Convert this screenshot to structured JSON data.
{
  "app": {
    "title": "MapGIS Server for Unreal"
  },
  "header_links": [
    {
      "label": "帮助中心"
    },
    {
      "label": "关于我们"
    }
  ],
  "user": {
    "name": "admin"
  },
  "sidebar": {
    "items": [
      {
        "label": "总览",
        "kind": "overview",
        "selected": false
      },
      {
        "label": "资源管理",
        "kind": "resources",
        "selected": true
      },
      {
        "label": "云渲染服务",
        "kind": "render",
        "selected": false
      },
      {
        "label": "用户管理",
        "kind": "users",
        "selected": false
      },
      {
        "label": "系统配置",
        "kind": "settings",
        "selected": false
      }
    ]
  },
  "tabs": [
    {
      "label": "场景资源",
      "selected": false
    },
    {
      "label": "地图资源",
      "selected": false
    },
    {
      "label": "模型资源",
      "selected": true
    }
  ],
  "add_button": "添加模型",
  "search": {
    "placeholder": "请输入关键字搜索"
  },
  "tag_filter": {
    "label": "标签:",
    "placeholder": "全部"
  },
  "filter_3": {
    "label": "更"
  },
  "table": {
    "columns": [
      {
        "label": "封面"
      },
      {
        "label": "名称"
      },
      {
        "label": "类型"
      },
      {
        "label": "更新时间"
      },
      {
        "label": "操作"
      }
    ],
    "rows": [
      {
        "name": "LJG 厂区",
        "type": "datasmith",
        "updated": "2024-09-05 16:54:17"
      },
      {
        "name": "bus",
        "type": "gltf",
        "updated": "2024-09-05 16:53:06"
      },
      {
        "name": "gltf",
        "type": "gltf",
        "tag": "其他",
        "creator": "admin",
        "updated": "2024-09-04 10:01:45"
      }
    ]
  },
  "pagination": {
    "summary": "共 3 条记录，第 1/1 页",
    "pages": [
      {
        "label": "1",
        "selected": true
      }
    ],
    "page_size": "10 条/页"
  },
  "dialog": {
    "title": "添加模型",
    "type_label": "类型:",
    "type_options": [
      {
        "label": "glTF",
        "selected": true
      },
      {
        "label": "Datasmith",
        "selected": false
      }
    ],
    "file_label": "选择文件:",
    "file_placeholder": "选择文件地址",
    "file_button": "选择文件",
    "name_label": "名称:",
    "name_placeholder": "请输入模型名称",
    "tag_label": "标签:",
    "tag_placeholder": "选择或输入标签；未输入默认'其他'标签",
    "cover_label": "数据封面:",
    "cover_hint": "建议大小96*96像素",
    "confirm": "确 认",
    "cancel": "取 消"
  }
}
★ ★ ★ ★ ★ ★ ★
Short exercise — The records above must be output exactly, in full.

Answer to the exercise —
Convert this screenshot to structured JSON data.
{
  "app": {
    "title": "MapGIS Server for Unreal"
  },
  "header_links": [
    {
      "label": "帮助中心"
    },
    {
      "label": "关于我们"
    }
  ],
  "user": {
    "name": "admin"
  },
  "sidebar": {
    "items": [
      {
        "label": "总览",
        "kind": "overview",
        "selected": false
      },
      {
        "label": "资源管理",
        "kind": "resources",
        "selected": true
      },
      {
        "label": "云渲染服务",
        "kind": "render",
        "selected": false
      },
      {
        "label": "用户管理",
        "kind": "users",
        "selected": false
      },
      {
        "label": "系统配置",
        "kind": "settings",
        "selected": false
      }
    ]
  },
  "tabs": [
    {
      "label": "场景资源",
      "selected": false
    },
    {
      "label": "地图资源",
      "selected": false
    },
    {
      "label": "模型资源",
      "selected": true
    }
  ],
  "add_button": "添加模型",
  "search": {
    "placeholder": "请输入关键字搜索"
  },
  "tag_filter": {
    "label": "标签:",
    "placeholder": "全部"
  },
  "filter_3": {
    "label": "更"
  },
  "table": {
    "columns": [
      {
        "label": "封面"
      },
      {
        "label": "名称"
      },
      {
        "label": "类型"
      },
      {
        "label": "更新时间"
      },
      {
        "label": "操作"
      }
    ],
    "rows": [
      {
        "name": "LJG 厂区",
        "type": "datasmith",
        "updated": "2024-09-05 16:54:17"
      },
      {
        "name": "bus",
        "type": "gltf",
        "updated": "2024-09-05 16:53:06"
      },
      {
        "name": "gltf",
        "type": "gltf",
        "tag": "其他",
        "creator": "admin",
        "updated": "2024-09-04 10:01:45"
      }
    ]
  },
  "pagination": {
    "summary": "共 3 条记录，第 1/1 页",
    "pages": [
      {
        "label": "1",
        "selected": true
      }
    ],
    "page_size": "10 条/页"
  },
  "dialog": {
    "title": "添加模型",
    "type_label": "类型:",
    "type_options": [
      {
        "label": "glTF",
        "selected": true
      },
      {
        "label": "Datasmith",
        "selected": false
      }
    ],
    "file_label": "选择文件:",
    "file_placeholder": "选择文件地址",
    "file_button": "选择文件",
    "name_label": "名称:",
    "name_placeholder": "请输入模型名称",
    "tag_label": "标签:",
    "tag_placeholder": "选择或输入标签；未输入默认'其他'标签",
    "cover_label": "数据封面:",
    "cover_hint": "建议大小96*96像素",
    "confirm": "确 认",
    "cancel": "取 消"
  }
}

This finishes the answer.